AIM OF THE TASK
Every line of the data must be copied exactly.

INPUT ROWS
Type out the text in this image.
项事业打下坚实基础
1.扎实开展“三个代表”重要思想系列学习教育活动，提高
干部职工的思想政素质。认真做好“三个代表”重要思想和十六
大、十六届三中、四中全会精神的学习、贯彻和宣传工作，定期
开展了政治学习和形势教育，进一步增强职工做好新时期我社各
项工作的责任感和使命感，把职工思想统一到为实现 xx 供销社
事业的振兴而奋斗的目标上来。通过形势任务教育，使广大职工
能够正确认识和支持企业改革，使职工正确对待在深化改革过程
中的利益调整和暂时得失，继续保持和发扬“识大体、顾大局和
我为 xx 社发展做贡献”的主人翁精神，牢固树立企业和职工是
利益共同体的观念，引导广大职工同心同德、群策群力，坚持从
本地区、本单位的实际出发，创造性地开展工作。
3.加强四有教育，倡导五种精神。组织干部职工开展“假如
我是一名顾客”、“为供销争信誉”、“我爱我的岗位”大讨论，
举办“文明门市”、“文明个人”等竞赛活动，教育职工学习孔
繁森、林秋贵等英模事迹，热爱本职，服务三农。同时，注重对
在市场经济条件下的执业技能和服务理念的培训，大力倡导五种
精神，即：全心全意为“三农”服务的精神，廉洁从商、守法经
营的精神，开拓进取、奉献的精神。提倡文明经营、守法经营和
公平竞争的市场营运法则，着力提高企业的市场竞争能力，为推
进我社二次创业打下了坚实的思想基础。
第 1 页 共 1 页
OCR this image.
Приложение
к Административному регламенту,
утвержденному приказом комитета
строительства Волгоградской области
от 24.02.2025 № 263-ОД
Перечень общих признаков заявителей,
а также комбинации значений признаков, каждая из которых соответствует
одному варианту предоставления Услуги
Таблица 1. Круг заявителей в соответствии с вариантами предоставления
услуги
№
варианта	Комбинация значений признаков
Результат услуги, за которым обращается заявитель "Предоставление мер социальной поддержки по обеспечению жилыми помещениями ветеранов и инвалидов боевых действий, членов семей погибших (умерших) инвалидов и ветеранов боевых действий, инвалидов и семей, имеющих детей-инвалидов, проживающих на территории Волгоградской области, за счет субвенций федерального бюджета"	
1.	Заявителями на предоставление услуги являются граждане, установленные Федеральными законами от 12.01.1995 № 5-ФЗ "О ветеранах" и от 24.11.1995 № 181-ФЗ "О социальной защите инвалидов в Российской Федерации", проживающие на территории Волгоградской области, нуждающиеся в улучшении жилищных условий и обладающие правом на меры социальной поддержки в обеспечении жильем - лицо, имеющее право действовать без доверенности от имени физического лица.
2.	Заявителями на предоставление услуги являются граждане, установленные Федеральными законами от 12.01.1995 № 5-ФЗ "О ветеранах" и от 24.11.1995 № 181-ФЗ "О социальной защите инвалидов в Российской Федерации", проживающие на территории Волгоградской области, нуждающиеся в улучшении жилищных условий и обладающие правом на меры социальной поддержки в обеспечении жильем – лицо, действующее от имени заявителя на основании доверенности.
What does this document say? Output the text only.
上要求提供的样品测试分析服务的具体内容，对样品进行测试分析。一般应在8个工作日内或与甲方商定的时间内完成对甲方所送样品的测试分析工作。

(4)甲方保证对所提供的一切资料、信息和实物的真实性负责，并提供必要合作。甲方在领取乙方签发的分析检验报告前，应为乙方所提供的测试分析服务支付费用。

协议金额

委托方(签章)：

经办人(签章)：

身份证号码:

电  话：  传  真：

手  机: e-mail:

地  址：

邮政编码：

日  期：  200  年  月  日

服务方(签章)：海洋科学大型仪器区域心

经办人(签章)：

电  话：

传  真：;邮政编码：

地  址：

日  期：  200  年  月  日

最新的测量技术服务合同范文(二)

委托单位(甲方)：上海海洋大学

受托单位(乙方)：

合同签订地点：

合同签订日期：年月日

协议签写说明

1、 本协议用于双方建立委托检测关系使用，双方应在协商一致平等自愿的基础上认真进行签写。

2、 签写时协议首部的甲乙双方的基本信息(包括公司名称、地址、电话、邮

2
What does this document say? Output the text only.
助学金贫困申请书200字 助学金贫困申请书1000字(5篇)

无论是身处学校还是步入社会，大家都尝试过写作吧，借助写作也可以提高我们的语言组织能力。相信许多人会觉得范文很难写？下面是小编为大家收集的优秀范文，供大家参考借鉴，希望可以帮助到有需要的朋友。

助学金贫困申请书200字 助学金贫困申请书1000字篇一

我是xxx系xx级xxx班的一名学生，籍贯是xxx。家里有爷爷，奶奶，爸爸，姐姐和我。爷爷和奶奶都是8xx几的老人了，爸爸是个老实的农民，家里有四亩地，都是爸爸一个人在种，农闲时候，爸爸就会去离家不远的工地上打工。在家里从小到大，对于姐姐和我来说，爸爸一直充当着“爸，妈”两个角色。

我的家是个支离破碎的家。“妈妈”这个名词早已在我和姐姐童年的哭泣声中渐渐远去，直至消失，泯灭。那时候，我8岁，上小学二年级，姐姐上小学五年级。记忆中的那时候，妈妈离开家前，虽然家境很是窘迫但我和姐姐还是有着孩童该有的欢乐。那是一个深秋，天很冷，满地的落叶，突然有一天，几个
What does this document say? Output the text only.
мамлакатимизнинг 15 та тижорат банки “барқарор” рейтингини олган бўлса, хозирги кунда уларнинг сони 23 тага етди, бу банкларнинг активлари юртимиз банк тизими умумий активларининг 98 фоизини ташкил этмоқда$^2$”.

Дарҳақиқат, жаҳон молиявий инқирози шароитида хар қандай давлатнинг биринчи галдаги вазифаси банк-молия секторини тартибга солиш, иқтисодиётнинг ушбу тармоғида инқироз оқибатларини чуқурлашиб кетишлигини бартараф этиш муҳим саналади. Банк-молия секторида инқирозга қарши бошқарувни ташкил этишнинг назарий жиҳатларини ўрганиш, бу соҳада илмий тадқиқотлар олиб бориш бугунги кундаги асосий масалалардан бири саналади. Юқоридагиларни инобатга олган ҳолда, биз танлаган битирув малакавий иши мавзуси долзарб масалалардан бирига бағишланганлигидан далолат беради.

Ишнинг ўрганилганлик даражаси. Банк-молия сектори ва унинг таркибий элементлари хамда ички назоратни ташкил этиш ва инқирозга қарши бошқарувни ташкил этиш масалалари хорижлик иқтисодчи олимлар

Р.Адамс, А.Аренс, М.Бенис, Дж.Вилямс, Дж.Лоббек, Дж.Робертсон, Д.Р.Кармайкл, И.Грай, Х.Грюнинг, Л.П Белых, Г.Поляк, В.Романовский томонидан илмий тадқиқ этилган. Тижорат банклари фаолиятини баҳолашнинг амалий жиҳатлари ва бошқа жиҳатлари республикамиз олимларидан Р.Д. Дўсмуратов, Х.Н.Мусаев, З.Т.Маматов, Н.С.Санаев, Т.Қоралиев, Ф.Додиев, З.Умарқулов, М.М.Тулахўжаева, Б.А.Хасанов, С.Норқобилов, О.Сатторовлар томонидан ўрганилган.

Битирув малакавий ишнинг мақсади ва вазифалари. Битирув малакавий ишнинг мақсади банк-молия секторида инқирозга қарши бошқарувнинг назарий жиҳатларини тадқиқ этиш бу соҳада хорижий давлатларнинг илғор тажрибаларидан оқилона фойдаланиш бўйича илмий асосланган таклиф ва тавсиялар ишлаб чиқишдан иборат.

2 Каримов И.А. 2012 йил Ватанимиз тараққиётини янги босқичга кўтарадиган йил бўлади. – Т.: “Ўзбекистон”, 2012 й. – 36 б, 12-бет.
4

FULL ANSWER
Type out the text in this image.
项事业打下坚实基础
1.扎实开展“三个代表”重要思想系列学习教育活动，提高
干部职工的思想政素质。认真做好“三个代表”重要思想和十六
大、十六届三中、四中全会精神的学习、贯彻和宣传工作，定期
开展了政治学习和形势教育，进一步增强职工做好新时期我社各
项工作的责任感和使命感，把职工思想统一到为实现 xx 供销社
事业的振兴而奋斗的目标上来。通过形势任务教育，使广大职工
能够正确认识和支持企业改革，使职工正确对待在深化改革过程
中的利益调整和暂时得失，继续保持和发扬“识大体、顾大局和
我为 xx 社发展做贡献”的主人翁精神，牢固树立企业和职工是
利益共同体的观念，引导广大职工同心同德、群策群力，坚持从
本地区、本单位的实际出发，创造性地开展工作。
3.加强四有教育，倡导五种精神。组织干部职工开展“假如
我是一名顾客”、“为供销争信誉”、“我爱我的岗位”大讨论，
举办“文明门市”、“文明个人”等竞赛活动，教育职工学习孔
繁森、林秋贵等英模事迹，热爱本职，服务三农。同时，注重对
在市场经济条件下的执业技能和服务理念的培训，大力倡导五种
精神，即：全心全意为“三农”服务的精神，廉洁从商、守法经
营的精神，开拓进取、奉献的精神。提倡文明经营、守法经营和
公平竞争的市场营运法则，着力提高企业的市场竞争能力，为推
进我社二次创业打下了坚实的思想基础。
第 1 页 共 1 页
OCR this image.
Приложение
к Административному регламенту,
утвержденному приказом комитета
строительства Волгоградской области
от 24.02.2025 № 263-ОД
Перечень общих признаков заявителей,
а также комбинации значений признаков, каждая из которых соответствует
одному варианту предоставления Услуги
Таблица 1. Круг заявителей в соответствии с вариантами предоставления
услуги
№
варианта	Комбинация значений признаков
Результат услуги, за которым обращается заявитель "Предоставление мер социальной поддержки по обеспечению жилыми помещениями ветеранов и инвалидов боевых действий, членов семей погибших (умерших) инвалидов и ветеранов боевых действий, инвалидов и семей, имеющих детей-инвалидов, проживающих на территории Волгоградской области, за счет субвенций федерального бюджета"	
1.	Заявителями на предоставление услуги являются граждане, установленные Федеральными законами от 12.01.1995 № 5-ФЗ "О ветеранах" и от 24.11.1995 № 181-ФЗ "О социальной защите инвалидов в Российской Федерации", проживающие на территории Волгоградской области, нуждающиеся в улучшении жилищных условий и обладающие правом на меры социальной поддержки в обеспечении жильем - лицо, имеющее право действовать без доверенности от имени физического лица.
2.	Заявителями на предоставление услуги являются граждане, установленные Федеральными законами от 12.01.1995 № 5-ФЗ "О ветеранах" и от 24.11.1995 № 181-ФЗ "О социальной защите инвалидов в Российской Федерации", проживающие на территории Волгоградской области, нуждающиеся в улучшении жилищных условий и обладающие правом на меры социальной поддержки в обеспечении жильем – лицо, действующее от имени заявителя на основании доверенности.
What does this document say? Output the text only.
上要求提供的样品测试分析服务的具体内容，对样品进行测试分析。一般应在8个工作日内或与甲方商定的时间内完成对甲方所送样品的测试分析工作。

(4)甲方保证对所提供的一切资料、信息和实物的真实性负责，并提供必要合作。甲方在领取乙方签发的分析检验报告前，应为乙方所提供的测试分析服务支付费用。

协议金额

委托方(签章)：

经办人(签章)：

身份证号码:

电  话：  传  真：

手  机: e-mail:

地  址：

邮政编码：

日  期：  200  年  月  日

服务方(签章)：海洋科学大型仪器区域心

经办人(签章)：

电  话：

传  真：;邮政编码：

地  址：

日  期：  200  年  月  日

最新的测量技术服务合同范文(二)

委托单位(甲方)：上海海洋大学

受托单位(乙方)：

合同签订地点：

合同签订日期：年月日

协议签写说明

1、 本协议用于双方建立委托检测关系使用，双方应在协商一致平等自愿的基础上认真进行签写。

2、 签写时协议首部的甲乙双方的基本信息(包括公司名称、地址、电话、邮

2
What does this document say? Output the text only.
助学金贫困申请书200字 助学金贫困申请书1000字(5篇)

无论是身处学校还是步入社会，大家都尝试过写作吧，借助写作也可以提高我们的语言组织能力。相信许多人会觉得范文很难写？下面是小编为大家收集的优秀范文，供大家参考借鉴，希望可以帮助到有需要的朋友。

助学金贫困申请书200字 助学金贫困申请书1000字篇一

我是xxx系xx级xxx班的一名学生，籍贯是xxx。家里有爷爷，奶奶，爸爸，姐姐和我。爷爷和奶奶都是8xx几的老人了，爸爸是个老实的农民，家里有四亩地，都是爸爸一个人在种，农闲时候，爸爸就会去离家不远的工地上打工。在家里从小到大，对于姐姐和我来说，爸爸一直充当着“爸，妈”两个角色。

我的家是个支离破碎的家。“妈妈”这个名词早已在我和姐姐童年的哭泣声中渐渐远去，直至消失，泯灭。那时候，我8岁，上小学二年级，姐姐上小学五年级。记忆中的那时候，妈妈离开家前，虽然家境很是窘迫但我和姐姐还是有着孩童该有的欢乐。那是一个深秋，天很冷，满地的落叶，突然有一天，几个
What does this document say? Output the text only.
мамлакатимизнинг 15 та тижорат банки “барқарор” рейтингини олган бўлса, хозирги кунда уларнинг сони 23 тага етди, бу банкларнинг активлари юртимиз банк тизими умумий активларининг 98 фоизини ташкил этмоқда$^2$”.

Дарҳақиқат, жаҳон молиявий инқирози шароитида хар қандай давлатнинг биринчи галдаги вазифаси банк-молия секторини тартибга солиш, иқтисодиётнинг ушбу тармоғида инқироз оқибатларини чуқурлашиб кетишлигини бартараф этиш муҳим саналади. Банк-молия секторида инқирозга қарши бошқарувни ташкил этишнинг назарий жиҳатларини ўрганиш, бу соҳада илмий тадқиқотлар олиб бориш бугунги кундаги асосий масалалардан бири саналади. Юқоридагиларни инобатга олган ҳолда, биз танлаган битирув малакавий иши мавзуси долзарб масалалардан бирига бағишланганлигидан далолат беради.

Ишнинг ўрганилганлик даражаси. Банк-молия сектори ва унинг таркибий элементлари хамда ички назоратни ташкил этиш ва инқирозга қарши бошқарувни ташкил этиш масалалари хорижлик иқтисодчи олимлар

Р.Адамс, А.Аренс, М.Бенис, Дж.Вилямс, Дж.Лоббек, Дж.Робертсон, Д.Р.Кармайкл, И.Грай, Х.Грюнинг, Л.П Белых, Г.Поляк, В.Романовский томонидан илмий тадқиқ этилган. Тижорат банклари фаолиятини баҳолашнинг амалий жиҳатлари ва бошқа жиҳатлари республикамиз олимларидан Р.Д. Дўсмуратов, Х.Н.Мусаев, З.Т.Маматов, Н.С.Санаев, Т.Қоралиев, Ф.Додиев, З.Умарқулов, М.М.Тулахўжаева, Б.А.Хасанов, С.Норқобилов, О.Сатторовлар томонидан ўрганилган.

Битирув малакавий ишнинг мақсади ва вазифалари. Битирув малакавий ишнинг мақсади банк-молия секторида инқирозга қарши бошқарувнинг назарий жиҳатларини тадқиқ этиш бу соҳада хорижий давлатларнинг илғор тажрибаларидан оқилона фойдаланиш бўйича илмий асосланган таклиф ва тавсиялар ишлаб чиқишдан иборат.

2 Каримов И.А. 2012 йил Ватанимиз тараққиётини янги босқичга кўтарадиган йил бўлади. – Т.: “Ўзбекистон”, 2012 й. – 36 б, 12-бет.
4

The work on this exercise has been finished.